### What you are asked to do
Rewrite the lines of every record below as a single numbered list, skipping any blank lines. Leave the pictures out of your answer.

### Input data
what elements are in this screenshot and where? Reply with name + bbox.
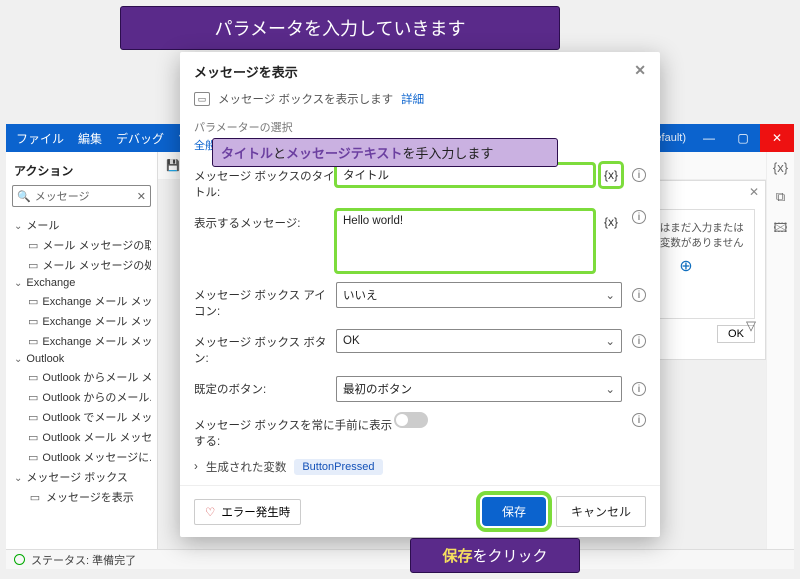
topmost-info-icon[interactable]: i	[632, 413, 646, 427]
dialog-title: メッセージを表示	[194, 62, 298, 81]
default-info-icon[interactable]: i	[632, 382, 646, 396]
icon-select[interactable]: いいえ ⌄	[336, 282, 622, 308]
title-info-icon[interactable]: i	[632, 168, 646, 182]
icon-label: メッセージ ボックス アイコン:	[194, 282, 336, 319]
tree-item[interactable]: ▭Outlook メッセージに...	[12, 447, 151, 467]
right-rail: {x} ⧉ 🖾	[766, 152, 794, 549]
action-icon: ▭	[28, 259, 38, 271]
message-textarea[interactable]: Hello world!	[336, 210, 594, 272]
section-params: パラメーターの選択	[180, 117, 660, 137]
annotation-title-msg: タイトルとメッセージテキストを手入力します	[212, 138, 558, 167]
action-icon: ▭	[28, 295, 38, 307]
genvar-label: 生成された変数	[206, 459, 287, 475]
filter-icon[interactable]: ▽	[746, 318, 756, 334]
save-button[interactable]: 保存	[482, 497, 546, 526]
action-icon: ▭	[28, 411, 38, 423]
annotation-save: 保存をクリック	[410, 538, 580, 573]
status-bar: ステータス: 準備完了	[6, 549, 794, 569]
message-box-icon: ▭	[194, 92, 210, 106]
tree-item[interactable]: ▭Exchange メール メッ...	[12, 311, 151, 331]
sidebar-search[interactable]: 🔍 メッセージ ✕	[12, 185, 151, 207]
action-icon: ▭	[28, 491, 42, 503]
status-ready-icon	[14, 554, 25, 565]
message-label: 表示するメッセージ:	[194, 210, 336, 231]
buttons-label: メッセージ ボックス ボタン:	[194, 329, 336, 366]
buttons-select[interactable]: OK ⌄	[336, 329, 622, 353]
tree-item[interactable]: ▭Outlook でメール メッ...	[12, 407, 151, 427]
sidebar-heading: アクション	[12, 158, 151, 185]
genvar-chip[interactable]: ButtonPressed	[294, 459, 382, 475]
title-variable-icon[interactable]: {x}	[600, 163, 622, 187]
tree-category[interactable]: Outlook	[12, 351, 151, 367]
search-icon: 🔍	[17, 190, 31, 203]
topmost-label: メッセージ ボックスを常に手前に表示する:	[194, 412, 394, 449]
display-message-dialog: メッセージを表示 ✕ ▭ メッセージ ボックスを表示します 詳細 パラメーターの…	[180, 52, 660, 537]
tree-item[interactable]: ▭Outlook からのメール...	[12, 387, 151, 407]
panel-close-icon[interactable]: ✕	[749, 185, 759, 199]
action-icon: ▭	[28, 315, 38, 327]
dialog-close-icon[interactable]: ✕	[634, 62, 646, 81]
layers-rail-icon[interactable]: ⧉	[776, 189, 785, 205]
cancel-button[interactable]: キャンセル	[556, 496, 646, 527]
action-icon: ▭	[28, 451, 38, 463]
save-icon[interactable]: 💾	[166, 159, 180, 172]
title-input[interactable]	[336, 164, 594, 186]
default-select[interactable]: 最初のボタン ⌄	[336, 376, 622, 402]
search-value: メッセージ	[35, 188, 90, 204]
tree-item[interactable]: ▭メッセージを表示	[12, 487, 151, 507]
topmost-toggle[interactable]	[394, 412, 428, 428]
icon-info-icon[interactable]: i	[632, 288, 646, 302]
chevron-down-icon: ⌄	[605, 382, 615, 396]
tree-item[interactable]: ▭Exchange メール メッ...	[12, 331, 151, 351]
tree-category[interactable]: メッセージ ボックス	[12, 467, 151, 487]
message-variable-icon[interactable]: {x}	[600, 210, 622, 234]
variables-rail-icon[interactable]: {x}	[773, 160, 788, 175]
images-rail-icon[interactable]: 🖾	[773, 219, 787, 241]
action-icon: ▭	[28, 371, 38, 383]
dialog-subtitle: メッセージ ボックスを表示します	[218, 91, 393, 107]
chevron-down-icon: ⌄	[605, 288, 615, 302]
on-error-button[interactable]: ♡ エラー発生時	[194, 499, 301, 525]
tree-item[interactable]: ▭メール メッセージの取得	[12, 235, 151, 255]
menu-file[interactable]: ファイル	[16, 130, 64, 147]
window-close[interactable]: ✕	[760, 124, 794, 152]
window-minimize[interactable]: —	[692, 124, 726, 152]
menu-debug[interactable]: デバッグ	[116, 130, 164, 147]
clear-search-icon[interactable]: ✕	[137, 190, 146, 203]
action-icon: ▭	[28, 391, 38, 403]
tree-category[interactable]: メール	[12, 215, 151, 235]
action-icon: ▭	[28, 431, 38, 443]
tree-item[interactable]: ▭Exchange メール メッ...	[12, 291, 151, 311]
window-maximize[interactable]: ▢	[726, 124, 760, 152]
buttons-info-icon[interactable]: i	[632, 334, 646, 348]
actions-sidebar: アクション 🔍 メッセージ ✕ メール▭メール メッセージの取得▭メール メッセ…	[6, 152, 158, 549]
genvar-chevron-icon[interactable]: ›	[194, 461, 198, 473]
action-icon: ▭	[28, 335, 38, 347]
shield-icon: ♡	[205, 505, 215, 519]
chevron-down-icon: ⌄	[605, 334, 615, 348]
tree-item[interactable]: ▭Outlook メール メッセ...	[12, 427, 151, 447]
default-label: 既定のボタン:	[194, 376, 336, 397]
action-icon: ▭	[28, 239, 38, 251]
title-label: メッセージ ボックスのタイトル:	[194, 163, 336, 200]
tree-item[interactable]: ▭Outlook からメール メ...	[12, 367, 151, 387]
tree-category[interactable]: Exchange	[12, 275, 151, 291]
menu-edit[interactable]: 編集	[78, 130, 102, 147]
message-info-icon[interactable]: i	[632, 210, 646, 224]
details-link[interactable]: 詳細	[401, 91, 424, 107]
annotation-top: パラメータを入力していきます	[120, 6, 560, 50]
tree-item[interactable]: ▭メール メッセージの処理	[12, 255, 151, 275]
status-label: ステータス: 準備完了	[31, 552, 136, 568]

### Answer to the problem
1. what elements are in this screenshot and where? Reply with name + bbox.
2. topmost-info-icon[interactable]: i	[632, 413, 646, 427]
3. dialog-title: メッセージを表示	[194, 62, 298, 81]
4. default-info-icon[interactable]: i	[632, 382, 646, 396]
5. icon-select[interactable]: いいえ ⌄	[336, 282, 622, 308]
6. title-info-icon[interactable]: i	[632, 168, 646, 182]
7. icon-label: メッセージ ボックス アイコン:	[194, 282, 336, 319]
8. tree-item[interactable]: ▭Outlook メッセージに...	[12, 447, 151, 467]
9. right-rail: {x} ⧉ 🖾	[766, 152, 794, 549]
10. action-icon: ▭	[28, 259, 38, 271]
11. message-textarea[interactable]: Hello world!	[336, 210, 594, 272]
12. section-params: パラメーターの選択	[180, 117, 660, 137]
13. annotation-title-msg: タイトルとメッセージテキストを手入力します	[212, 138, 558, 167]
14. action-icon: ▭	[28, 295, 38, 307]
15. genvar-label: 生成された変数	[206, 459, 287, 475]
16. filter-icon[interactable]: ▽	[746, 318, 756, 334]
17. save-button[interactable]: 保存	[482, 497, 546, 526]
18. action-icon: ▭	[28, 411, 38, 423]
19. annotation-save: 保存をクリック	[410, 538, 580, 573]
20. status-bar: ステータス: 準備完了	[6, 549, 794, 569]
21. message-box-icon: ▭	[194, 92, 210, 106]
22. tree-item[interactable]: ▭Exchange メール メッ...	[12, 311, 151, 331]
23. sidebar-search[interactable]: 🔍 メッセージ ✕	[12, 185, 151, 207]
24. action-icon: ▭	[28, 491, 42, 503]
25. status-ready-icon	[14, 554, 25, 565]
26. message-label: 表示するメッセージ:	[194, 210, 336, 231]
27. buttons-label: メッセージ ボックス ボタン:	[194, 329, 336, 366]
28. buttons-select[interactable]: OK ⌄	[336, 329, 622, 353]
29. tree-item[interactable]: ▭Outlook でメール メッ...	[12, 407, 151, 427]
30. sidebar-heading: アクション	[12, 158, 151, 185]
31. genvar-chip[interactable]: ButtonPressed	[294, 459, 382, 475]
32. title-variable-icon[interactable]: {x}	[600, 163, 622, 187]
33. tree-category[interactable]: Outlook	[12, 351, 151, 367]
34. search-icon: 🔍	[17, 190, 31, 203]
35. topmost-label: メッセージ ボックスを常に手前に表示する:	[194, 412, 394, 449]
36. display-message-dialog: メッセージを表示 ✕ ▭ メッセージ ボックスを表示します 詳細 パラメーターの…	[180, 52, 660, 537]
37. tree-item[interactable]: ▭Outlook からのメール...	[12, 387, 151, 407]
38. panel-close-icon[interactable]: ✕	[749, 185, 759, 199]
39. action-icon: ▭	[28, 315, 38, 327]
40. dialog-close-icon[interactable]: ✕	[634, 62, 646, 81]
41. layers-rail-icon[interactable]: ⧉	[776, 189, 785, 205]
42. cancel-button[interactable]: キャンセル	[556, 496, 646, 527]
43. action-icon: ▭	[28, 451, 38, 463]
44. save-icon[interactable]: 💾	[166, 159, 180, 172]
45. title-input[interactable]	[336, 164, 594, 186]
46. default-select[interactable]: 最初のボタン ⌄	[336, 376, 622, 402]
47. search-value: メッセージ	[35, 188, 90, 204]
48. tree-item[interactable]: ▭メッセージを表示	[12, 487, 151, 507]
49. topmost-toggle[interactable]	[394, 412, 428, 428]
50. icon-info-icon[interactable]: i	[632, 288, 646, 302]
51. chevron-down-icon: ⌄	[605, 382, 615, 396]
52. tree-item[interactable]: ▭Exchange メール メッ...	[12, 331, 151, 351]
53. tree-category[interactable]: メッセージ ボックス	[12, 467, 151, 487]
54. message-variable-icon[interactable]: {x}	[600, 210, 622, 234]
55. variables-rail-icon[interactable]: {x}	[773, 160, 788, 175]
56. images-rail-icon[interactable]: 🖾	[773, 219, 787, 241]
57. action-icon: ▭	[28, 371, 38, 383]
58. dialog-subtitle: メッセージ ボックスを表示します	[218, 91, 393, 107]
59. chevron-down-icon: ⌄	[605, 288, 615, 302]
60. on-error-button[interactable]: ♡ エラー発生時	[194, 499, 301, 525]
61. tree-item[interactable]: ▭メール メッセージの取得	[12, 235, 151, 255]
62. menu-file[interactable]: ファイル	[16, 130, 64, 147]
63. window-close[interactable]: ✕	[760, 124, 794, 152]
64. window-minimize[interactable]: —	[692, 124, 726, 152]
65. menu-debug[interactable]: デバッグ	[116, 130, 164, 147]
66. clear-search-icon[interactable]: ✕	[137, 190, 146, 203]
67. action-icon: ▭	[28, 391, 38, 403]
68. tree-category[interactable]: メール	[12, 215, 151, 235]
69. action-icon: ▭	[28, 431, 38, 443]
70. tree-item[interactable]: ▭Exchange メール メッ...	[12, 291, 151, 311]
71. window-maximize[interactable]: ▢	[726, 124, 760, 152]
72. buttons-info-icon[interactable]: i	[632, 334, 646, 348]
73. actions-sidebar: アクション 🔍 メッセージ ✕ メール▭メール メッセージの取得▭メール メッセ…	[6, 152, 158, 549]
74. genvar-chevron-icon[interactable]: ›	[194, 461, 198, 473]
75. action-icon: ▭	[28, 335, 38, 347]
76. shield-icon: ♡	[205, 505, 215, 519]
77. chevron-down-icon: ⌄	[605, 334, 615, 348]
78. tree-item[interactable]: ▭Outlook メール メッセ...	[12, 427, 151, 447]
79. default-label: 既定のボタン:	[194, 376, 336, 397]
80. action-icon: ▭	[28, 239, 38, 251]
81. title-label: メッセージ ボックスのタイトル:	[194, 163, 336, 200]
82. tree-item[interactable]: ▭Outlook からメール メ...	[12, 367, 151, 387]
83. tree-category[interactable]: Exchange	[12, 275, 151, 291]
84. menu-edit[interactable]: 編集	[78, 130, 102, 147]
85. message-info-icon[interactable]: i	[632, 210, 646, 224]
86. details-link[interactable]: 詳細	[401, 91, 424, 107]
87. annotation-top: パラメータを入力していきます	[120, 6, 560, 50]
88. tree-item[interactable]: ▭メール メッセージの処理	[12, 255, 151, 275]
89. status-label: ステータス: 準備完了	[31, 552, 136, 568]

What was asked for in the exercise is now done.